### EXERCISE OBJECTIVE
Copy the records below with every "dropdown-option" replaced by "menu-option", changing nothing else.
** START RECORDS SUPPLIED **
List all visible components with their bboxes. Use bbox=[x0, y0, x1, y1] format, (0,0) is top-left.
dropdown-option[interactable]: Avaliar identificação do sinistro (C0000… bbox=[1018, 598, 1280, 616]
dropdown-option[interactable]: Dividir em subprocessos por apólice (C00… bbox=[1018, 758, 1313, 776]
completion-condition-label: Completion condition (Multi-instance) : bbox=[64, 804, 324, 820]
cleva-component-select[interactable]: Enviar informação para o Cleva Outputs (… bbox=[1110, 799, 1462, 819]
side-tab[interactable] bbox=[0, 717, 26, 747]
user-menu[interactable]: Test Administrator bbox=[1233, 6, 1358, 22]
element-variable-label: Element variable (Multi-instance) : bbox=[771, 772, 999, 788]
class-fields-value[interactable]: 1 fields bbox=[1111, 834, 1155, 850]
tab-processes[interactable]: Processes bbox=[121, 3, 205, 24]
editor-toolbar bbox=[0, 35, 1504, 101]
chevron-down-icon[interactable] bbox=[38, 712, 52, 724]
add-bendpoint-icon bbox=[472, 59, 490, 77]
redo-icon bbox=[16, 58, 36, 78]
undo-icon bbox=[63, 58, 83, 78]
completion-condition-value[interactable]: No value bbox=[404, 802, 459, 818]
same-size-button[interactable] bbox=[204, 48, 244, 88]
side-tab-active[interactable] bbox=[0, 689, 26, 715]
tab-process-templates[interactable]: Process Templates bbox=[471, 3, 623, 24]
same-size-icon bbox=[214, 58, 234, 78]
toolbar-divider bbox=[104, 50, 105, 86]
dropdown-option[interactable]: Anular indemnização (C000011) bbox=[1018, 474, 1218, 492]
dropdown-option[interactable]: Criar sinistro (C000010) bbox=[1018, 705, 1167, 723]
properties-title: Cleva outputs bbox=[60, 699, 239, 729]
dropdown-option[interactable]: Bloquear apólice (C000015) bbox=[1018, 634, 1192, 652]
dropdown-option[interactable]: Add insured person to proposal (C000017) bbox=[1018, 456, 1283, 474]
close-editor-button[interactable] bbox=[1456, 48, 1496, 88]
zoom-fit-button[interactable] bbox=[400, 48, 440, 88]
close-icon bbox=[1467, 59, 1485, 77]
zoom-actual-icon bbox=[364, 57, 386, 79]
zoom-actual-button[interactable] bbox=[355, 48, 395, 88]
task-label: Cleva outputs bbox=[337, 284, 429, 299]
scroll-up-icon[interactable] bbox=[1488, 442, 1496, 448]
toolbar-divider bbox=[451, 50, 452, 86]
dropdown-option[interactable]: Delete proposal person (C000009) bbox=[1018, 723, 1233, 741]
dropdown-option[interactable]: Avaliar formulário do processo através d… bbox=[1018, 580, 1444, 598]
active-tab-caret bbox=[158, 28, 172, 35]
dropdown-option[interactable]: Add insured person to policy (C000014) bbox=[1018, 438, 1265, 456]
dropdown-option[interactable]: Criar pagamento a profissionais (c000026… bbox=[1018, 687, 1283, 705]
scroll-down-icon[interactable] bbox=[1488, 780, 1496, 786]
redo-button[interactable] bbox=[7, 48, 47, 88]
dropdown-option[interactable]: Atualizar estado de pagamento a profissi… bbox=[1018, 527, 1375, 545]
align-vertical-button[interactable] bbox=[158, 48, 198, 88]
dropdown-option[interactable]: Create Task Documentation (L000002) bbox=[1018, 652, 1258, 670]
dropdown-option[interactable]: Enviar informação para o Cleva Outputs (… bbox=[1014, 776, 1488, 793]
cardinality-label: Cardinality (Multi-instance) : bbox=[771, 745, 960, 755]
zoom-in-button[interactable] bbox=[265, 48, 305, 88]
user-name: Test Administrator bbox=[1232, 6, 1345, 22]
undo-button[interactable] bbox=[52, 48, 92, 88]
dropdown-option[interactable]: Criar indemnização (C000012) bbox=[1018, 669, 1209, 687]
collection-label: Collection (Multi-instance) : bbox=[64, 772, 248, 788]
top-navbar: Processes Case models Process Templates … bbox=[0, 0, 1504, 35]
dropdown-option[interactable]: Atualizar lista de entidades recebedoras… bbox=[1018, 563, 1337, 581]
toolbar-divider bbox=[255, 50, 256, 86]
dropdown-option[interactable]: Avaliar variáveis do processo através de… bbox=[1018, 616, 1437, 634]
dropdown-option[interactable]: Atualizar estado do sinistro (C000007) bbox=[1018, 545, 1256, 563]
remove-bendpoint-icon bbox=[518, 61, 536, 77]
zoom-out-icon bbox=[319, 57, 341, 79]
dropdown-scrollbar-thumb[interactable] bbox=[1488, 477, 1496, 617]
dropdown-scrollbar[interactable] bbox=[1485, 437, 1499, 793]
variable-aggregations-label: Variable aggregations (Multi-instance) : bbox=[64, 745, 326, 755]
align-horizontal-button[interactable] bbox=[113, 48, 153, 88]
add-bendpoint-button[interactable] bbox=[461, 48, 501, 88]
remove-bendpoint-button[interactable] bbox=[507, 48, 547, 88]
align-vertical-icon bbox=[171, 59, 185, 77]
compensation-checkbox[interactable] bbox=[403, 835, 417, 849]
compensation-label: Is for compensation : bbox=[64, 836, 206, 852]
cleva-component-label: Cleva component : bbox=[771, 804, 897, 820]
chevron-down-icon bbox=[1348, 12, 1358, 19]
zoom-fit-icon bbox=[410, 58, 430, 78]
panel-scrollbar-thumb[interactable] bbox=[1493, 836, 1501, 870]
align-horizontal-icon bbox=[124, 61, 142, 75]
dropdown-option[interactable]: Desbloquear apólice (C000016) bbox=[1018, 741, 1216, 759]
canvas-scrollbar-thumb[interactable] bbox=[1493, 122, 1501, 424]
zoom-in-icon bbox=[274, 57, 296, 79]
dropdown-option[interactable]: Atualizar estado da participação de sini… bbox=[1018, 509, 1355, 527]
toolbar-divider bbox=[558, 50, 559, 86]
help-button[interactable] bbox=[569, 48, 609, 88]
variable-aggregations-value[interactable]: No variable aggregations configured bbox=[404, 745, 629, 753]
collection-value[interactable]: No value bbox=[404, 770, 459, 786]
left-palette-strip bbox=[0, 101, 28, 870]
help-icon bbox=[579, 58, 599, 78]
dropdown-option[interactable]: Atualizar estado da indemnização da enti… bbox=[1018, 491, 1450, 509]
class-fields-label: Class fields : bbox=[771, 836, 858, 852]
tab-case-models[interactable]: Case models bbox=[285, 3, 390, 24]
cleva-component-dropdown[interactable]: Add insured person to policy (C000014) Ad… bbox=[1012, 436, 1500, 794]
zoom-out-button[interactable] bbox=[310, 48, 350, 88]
** END RECORDS SUPPLIED **
### RESPONSE BELOW
List all visible components with their bboxes. Use bbox=[x0, y0, x1, y1] format, (0,0) is top-left.
menu-option[interactable]: Avaliar identificação do sinistro (C0000… bbox=[1018, 598, 1280, 616]
menu-option[interactable]: Dividir em subprocessos por apólice (C00… bbox=[1018, 758, 1313, 776]
completion-condition-label: Completion condition (Multi-instance) : bbox=[64, 804, 324, 820]
cleva-component-select[interactable]: Enviar informação para o Cleva Outputs (… bbox=[1110, 799, 1462, 819]
side-tab[interactable] bbox=[0, 717, 26, 747]
user-menu[interactable]: Test Administrator bbox=[1233, 6, 1358, 22]
element-variable-label: Element variable (Multi-instance) : bbox=[771, 772, 999, 788]
class-fields-value[interactable]: 1 fields bbox=[1111, 834, 1155, 850]
tab-processes[interactable]: Processes bbox=[121, 3, 205, 24]
editor-toolbar bbox=[0, 35, 1504, 101]
chevron-down-icon[interactable] bbox=[38, 712, 52, 724]
add-bendpoint-icon bbox=[472, 59, 490, 77]
redo-icon bbox=[16, 58, 36, 78]
undo-icon bbox=[63, 58, 83, 78]
completion-condition-value[interactable]: No value bbox=[404, 802, 459, 818]
same-size-button[interactable] bbox=[204, 48, 244, 88]
side-tab-active[interactable] bbox=[0, 689, 26, 715]
tab-process-templates[interactable]: Process Templates bbox=[471, 3, 623, 24]
same-size-icon bbox=[214, 58, 234, 78]
toolbar-divider bbox=[104, 50, 105, 86]
menu-option[interactable]: Anular indemnização (C000011) bbox=[1018, 474, 1218, 492]
menu-option[interactable]: Criar sinistro (C000010) bbox=[1018, 705, 1167, 723]
properties-title: Cleva outputs bbox=[60, 699, 239, 729]
menu-option[interactable]: Bloquear apólice (C000015) bbox=[1018, 634, 1192, 652]
menu-option[interactable]: Add insured person to proposal (C000017) bbox=[1018, 456, 1283, 474]
close-editor-button[interactable] bbox=[1456, 48, 1496, 88]
zoom-fit-button[interactable] bbox=[400, 48, 440, 88]
close-icon bbox=[1467, 59, 1485, 77]
zoom-actual-icon bbox=[364, 57, 386, 79]
zoom-actual-button[interactable] bbox=[355, 48, 395, 88]
task-label: Cleva outputs bbox=[337, 284, 429, 299]
scroll-up-icon[interactable] bbox=[1488, 442, 1496, 448]
toolbar-divider bbox=[451, 50, 452, 86]
menu-option[interactable]: Delete proposal person (C000009) bbox=[1018, 723, 1233, 741]
menu-option[interactable]: Avaliar formulário do processo através d… bbox=[1018, 580, 1444, 598]
active-tab-caret bbox=[158, 28, 172, 35]
menu-option[interactable]: Add insured person to policy (C000014) bbox=[1018, 438, 1265, 456]
menu-option[interactable]: Criar pagamento a profissionais (c000026… bbox=[1018, 687, 1283, 705]
scroll-down-icon[interactable] bbox=[1488, 780, 1496, 786]
redo-button[interactable] bbox=[7, 48, 47, 88]
menu-option[interactable]: Atualizar estado de pagamento a profissi… bbox=[1018, 527, 1375, 545]
align-vertical-button[interactable] bbox=[158, 48, 198, 88]
menu-option[interactable]: Create Task Documentation (L000002) bbox=[1018, 652, 1258, 670]
menu-option[interactable]: Enviar informação para o Cleva Outputs (… bbox=[1014, 776, 1488, 793]
cardinality-label: Cardinality (Multi-instance) : bbox=[771, 745, 960, 755]
zoom-in-button[interactable] bbox=[265, 48, 305, 88]
user-name: Test Administrator bbox=[1232, 6, 1345, 22]
undo-button[interactable] bbox=[52, 48, 92, 88]
menu-option[interactable]: Criar indemnização (C000012) bbox=[1018, 669, 1209, 687]
collection-label: Collection (Multi-instance) : bbox=[64, 772, 248, 788]
top-navbar: Processes Case models Process Templates … bbox=[0, 0, 1504, 35]
menu-option[interactable]: Atualizar lista de entidades recebedoras… bbox=[1018, 563, 1337, 581]
toolbar-divider bbox=[255, 50, 256, 86]
menu-option[interactable]: Avaliar variáveis do processo através de… bbox=[1018, 616, 1437, 634]
menu-option[interactable]: Atualizar estado do sinistro (C000007) bbox=[1018, 545, 1256, 563]
remove-bendpoint-icon bbox=[518, 61, 536, 77]
zoom-out-icon bbox=[319, 57, 341, 79]
dropdown-scrollbar-thumb[interactable] bbox=[1488, 477, 1496, 617]
dropdown-scrollbar[interactable] bbox=[1485, 437, 1499, 793]
variable-aggregations-label: Variable aggregations (Multi-instance) : bbox=[64, 745, 326, 755]
align-horizontal-button[interactable] bbox=[113, 48, 153, 88]
add-bendpoint-button[interactable] bbox=[461, 48, 501, 88]
remove-bendpoint-button[interactable] bbox=[507, 48, 547, 88]
align-vertical-icon bbox=[171, 59, 185, 77]
compensation-checkbox[interactable] bbox=[403, 835, 417, 849]
compensation-label: Is for compensation : bbox=[64, 836, 206, 852]
cleva-component-label: Cleva component : bbox=[771, 804, 897, 820]
chevron-down-icon bbox=[1348, 12, 1358, 19]
zoom-fit-icon bbox=[410, 58, 430, 78]
panel-scrollbar-thumb[interactable] bbox=[1493, 836, 1501, 870]
align-horizontal-icon bbox=[124, 61, 142, 75]
menu-option[interactable]: Desbloquear apólice (C000016) bbox=[1018, 741, 1216, 759]
canvas-scrollbar-thumb[interactable] bbox=[1493, 122, 1501, 424]
zoom-in-icon bbox=[274, 57, 296, 79]
menu-option[interactable]: Atualizar estado da participação de sini… bbox=[1018, 509, 1355, 527]
toolbar-divider bbox=[558, 50, 559, 86]
help-button[interactable] bbox=[569, 48, 609, 88]
variable-aggregations-value[interactable]: No variable aggregations configured bbox=[404, 745, 629, 753]
collection-value[interactable]: No value bbox=[404, 770, 459, 786]
left-palette-strip bbox=[0, 101, 28, 870]
help-icon bbox=[579, 58, 599, 78]
menu-option[interactable]: Atualizar estado da indemnização da enti… bbox=[1018, 491, 1450, 509]
class-fields-label: Class fields : bbox=[771, 836, 858, 852]
tab-case-models[interactable]: Case models bbox=[285, 3, 390, 24]
cleva-component-dropdown[interactable]: Add insured person to policy (C000014) Ad… bbox=[1012, 436, 1500, 794]
zoom-out-button[interactable] bbox=[310, 48, 350, 88]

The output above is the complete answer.